#### WHAT YOU NEED TO DO:
For the material that follows, list every line containing the word "Latitude".

#### THE RECORDS:
——————————
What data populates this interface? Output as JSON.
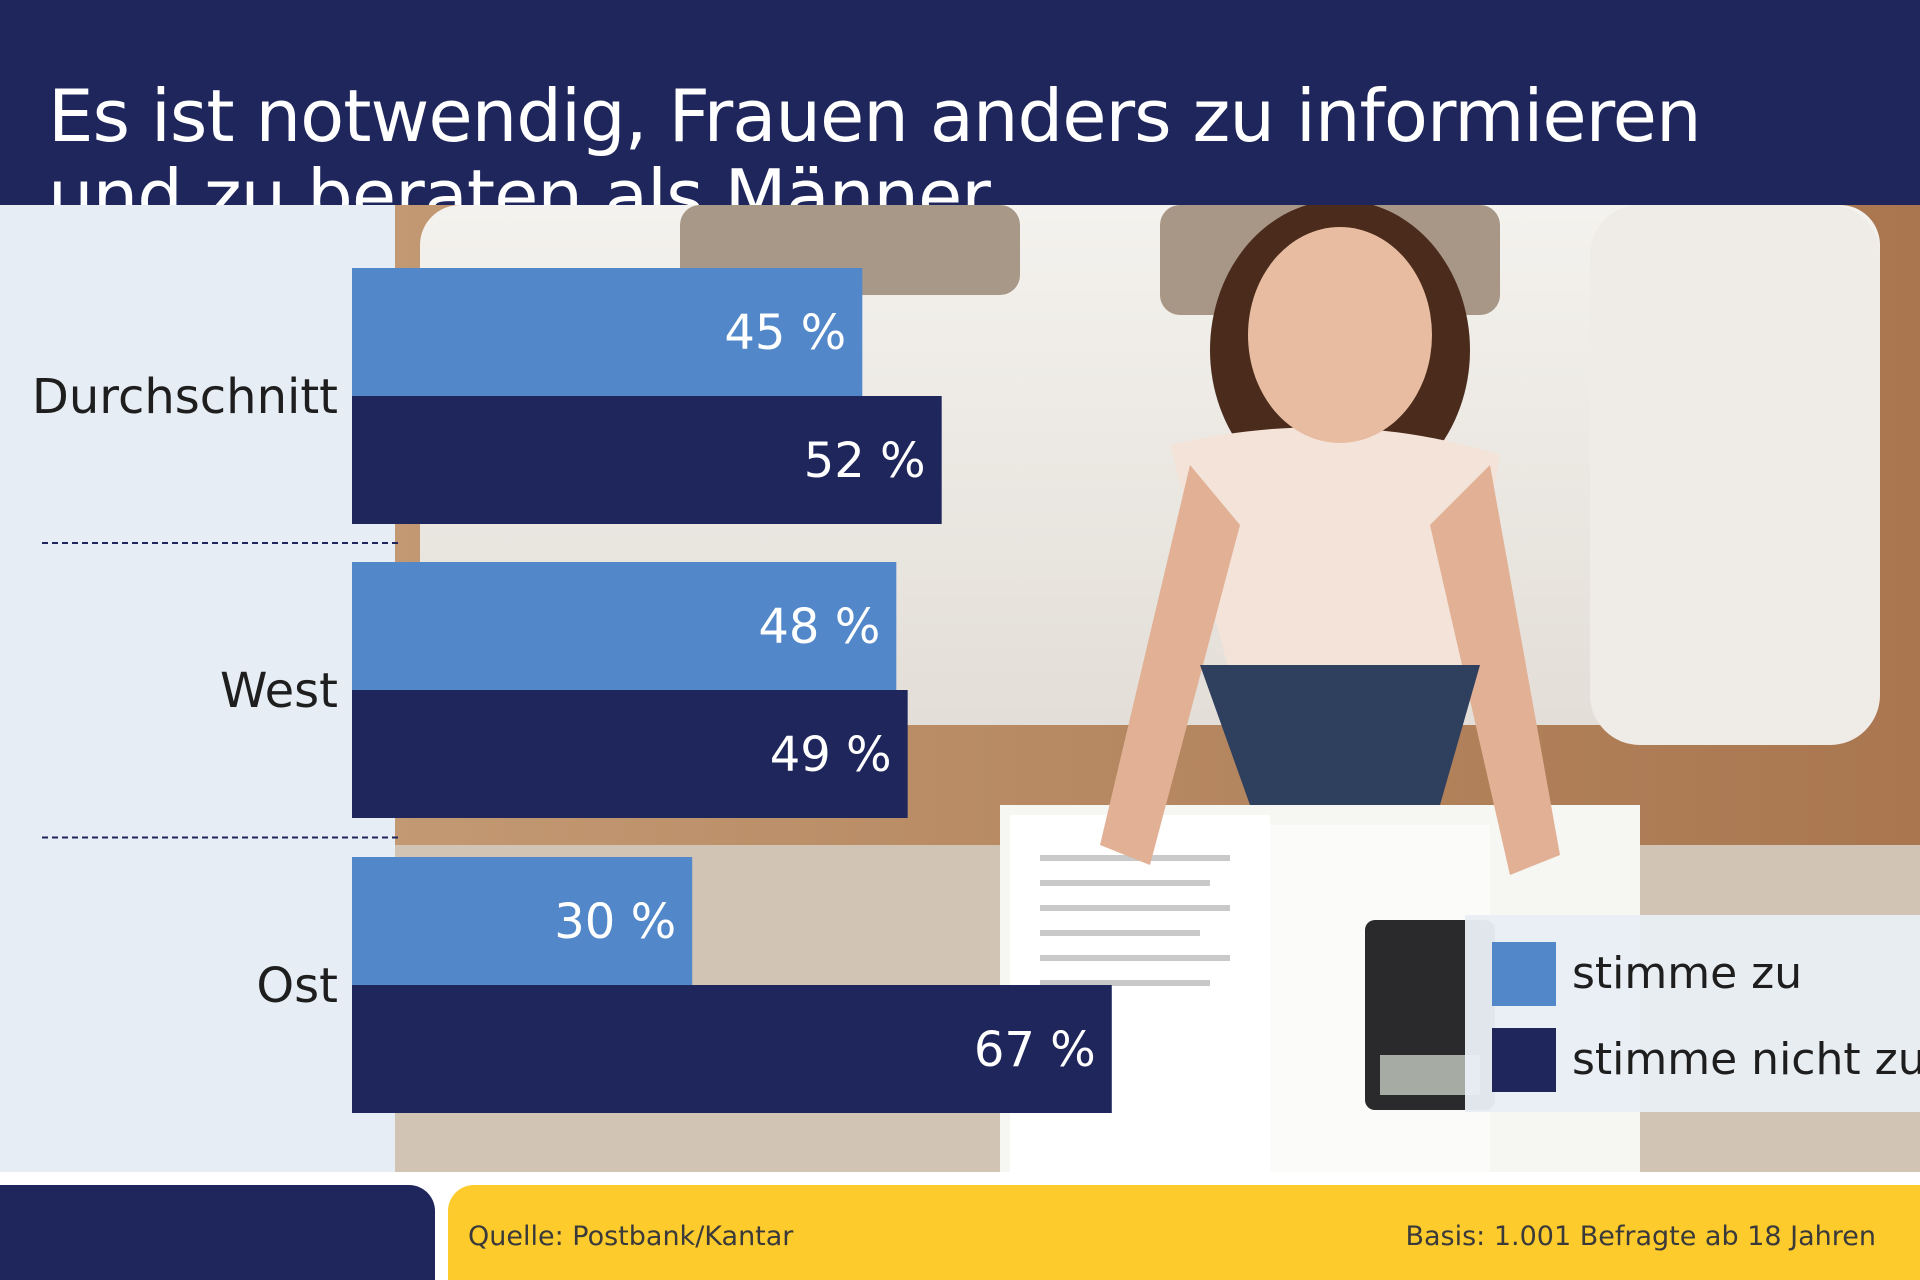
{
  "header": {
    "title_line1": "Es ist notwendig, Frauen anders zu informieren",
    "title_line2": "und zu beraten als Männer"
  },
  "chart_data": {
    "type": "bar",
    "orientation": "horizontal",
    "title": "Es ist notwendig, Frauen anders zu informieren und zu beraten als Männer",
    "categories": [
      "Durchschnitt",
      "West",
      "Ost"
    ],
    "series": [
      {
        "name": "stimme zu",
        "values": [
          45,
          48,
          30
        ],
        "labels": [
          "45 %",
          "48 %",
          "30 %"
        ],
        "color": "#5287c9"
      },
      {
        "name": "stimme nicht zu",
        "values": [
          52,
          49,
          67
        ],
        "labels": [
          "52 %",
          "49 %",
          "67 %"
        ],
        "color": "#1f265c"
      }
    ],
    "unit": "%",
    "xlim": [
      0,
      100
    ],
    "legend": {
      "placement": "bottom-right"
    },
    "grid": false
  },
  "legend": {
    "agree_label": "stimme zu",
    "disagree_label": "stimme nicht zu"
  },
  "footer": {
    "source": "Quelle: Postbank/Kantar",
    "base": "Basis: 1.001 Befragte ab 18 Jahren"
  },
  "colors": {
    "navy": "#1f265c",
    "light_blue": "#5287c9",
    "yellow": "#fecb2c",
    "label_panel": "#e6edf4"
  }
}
——————————
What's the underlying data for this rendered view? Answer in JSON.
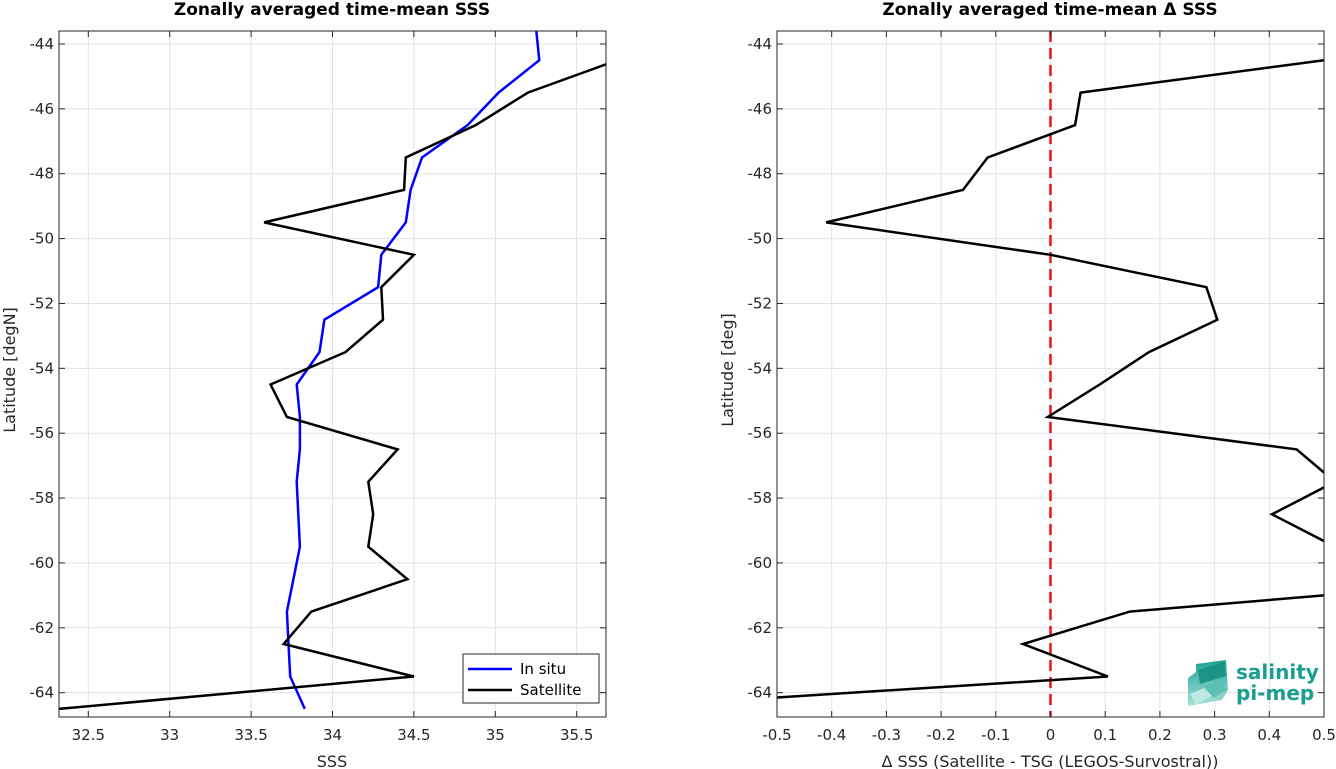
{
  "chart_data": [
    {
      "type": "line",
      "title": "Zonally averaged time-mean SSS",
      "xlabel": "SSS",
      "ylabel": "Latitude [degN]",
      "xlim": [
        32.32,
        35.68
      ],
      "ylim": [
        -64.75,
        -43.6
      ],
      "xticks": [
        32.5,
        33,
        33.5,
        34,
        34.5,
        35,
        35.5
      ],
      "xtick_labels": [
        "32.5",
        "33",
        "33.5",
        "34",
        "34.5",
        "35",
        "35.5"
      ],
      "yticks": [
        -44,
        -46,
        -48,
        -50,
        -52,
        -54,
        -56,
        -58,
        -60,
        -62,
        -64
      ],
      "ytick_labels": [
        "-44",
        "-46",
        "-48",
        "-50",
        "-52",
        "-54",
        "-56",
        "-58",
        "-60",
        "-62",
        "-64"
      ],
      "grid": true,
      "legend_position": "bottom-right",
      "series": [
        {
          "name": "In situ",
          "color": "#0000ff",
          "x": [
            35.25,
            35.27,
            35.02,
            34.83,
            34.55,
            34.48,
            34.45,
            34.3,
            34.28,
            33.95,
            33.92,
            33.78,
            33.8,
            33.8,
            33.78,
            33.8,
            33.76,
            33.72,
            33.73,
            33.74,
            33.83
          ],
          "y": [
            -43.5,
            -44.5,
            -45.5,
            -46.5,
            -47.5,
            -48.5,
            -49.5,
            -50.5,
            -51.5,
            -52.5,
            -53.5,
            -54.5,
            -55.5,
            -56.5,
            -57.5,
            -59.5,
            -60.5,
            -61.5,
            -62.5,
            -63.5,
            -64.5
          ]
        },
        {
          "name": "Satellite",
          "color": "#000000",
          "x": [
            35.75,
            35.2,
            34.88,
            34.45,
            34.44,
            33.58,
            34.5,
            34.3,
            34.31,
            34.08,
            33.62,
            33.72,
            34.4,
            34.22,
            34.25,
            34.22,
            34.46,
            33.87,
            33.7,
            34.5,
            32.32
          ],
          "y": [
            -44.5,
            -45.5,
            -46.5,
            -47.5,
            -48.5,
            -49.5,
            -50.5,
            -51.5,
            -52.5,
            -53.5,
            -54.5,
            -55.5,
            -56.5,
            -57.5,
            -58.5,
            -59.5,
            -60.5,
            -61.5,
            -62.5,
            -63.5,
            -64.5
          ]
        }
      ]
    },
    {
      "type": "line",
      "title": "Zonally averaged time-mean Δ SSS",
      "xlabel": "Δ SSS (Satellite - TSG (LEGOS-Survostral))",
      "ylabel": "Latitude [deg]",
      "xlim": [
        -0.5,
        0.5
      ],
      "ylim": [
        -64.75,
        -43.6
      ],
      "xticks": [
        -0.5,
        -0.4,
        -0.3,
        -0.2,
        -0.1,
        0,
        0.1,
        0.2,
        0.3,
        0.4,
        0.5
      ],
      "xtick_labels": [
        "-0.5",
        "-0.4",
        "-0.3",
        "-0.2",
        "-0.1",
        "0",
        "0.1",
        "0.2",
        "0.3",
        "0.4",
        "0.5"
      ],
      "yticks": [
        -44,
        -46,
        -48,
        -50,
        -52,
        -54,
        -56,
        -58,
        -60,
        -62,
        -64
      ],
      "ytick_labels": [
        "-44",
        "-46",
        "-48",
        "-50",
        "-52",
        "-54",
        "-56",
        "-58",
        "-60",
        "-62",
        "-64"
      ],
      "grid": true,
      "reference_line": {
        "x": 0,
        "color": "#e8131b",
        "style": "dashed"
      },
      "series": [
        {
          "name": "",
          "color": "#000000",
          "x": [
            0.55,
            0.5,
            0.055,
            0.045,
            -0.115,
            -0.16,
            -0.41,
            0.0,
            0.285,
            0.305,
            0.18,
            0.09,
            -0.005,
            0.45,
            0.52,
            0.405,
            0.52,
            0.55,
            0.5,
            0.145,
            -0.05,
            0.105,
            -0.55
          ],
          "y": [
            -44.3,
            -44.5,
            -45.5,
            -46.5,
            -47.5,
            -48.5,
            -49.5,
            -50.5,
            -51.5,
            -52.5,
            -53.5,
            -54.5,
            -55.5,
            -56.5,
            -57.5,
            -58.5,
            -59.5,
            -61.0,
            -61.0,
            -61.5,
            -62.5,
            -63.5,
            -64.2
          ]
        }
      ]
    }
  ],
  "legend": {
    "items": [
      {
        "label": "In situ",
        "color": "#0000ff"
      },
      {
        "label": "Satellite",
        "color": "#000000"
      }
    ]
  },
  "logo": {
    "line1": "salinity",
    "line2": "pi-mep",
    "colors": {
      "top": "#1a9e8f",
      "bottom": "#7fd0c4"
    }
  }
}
——————————
#### THE COMPLETED TASK:
      "ylabel": "Latitude [degN]",
      "ylabel": "Latitude [deg]",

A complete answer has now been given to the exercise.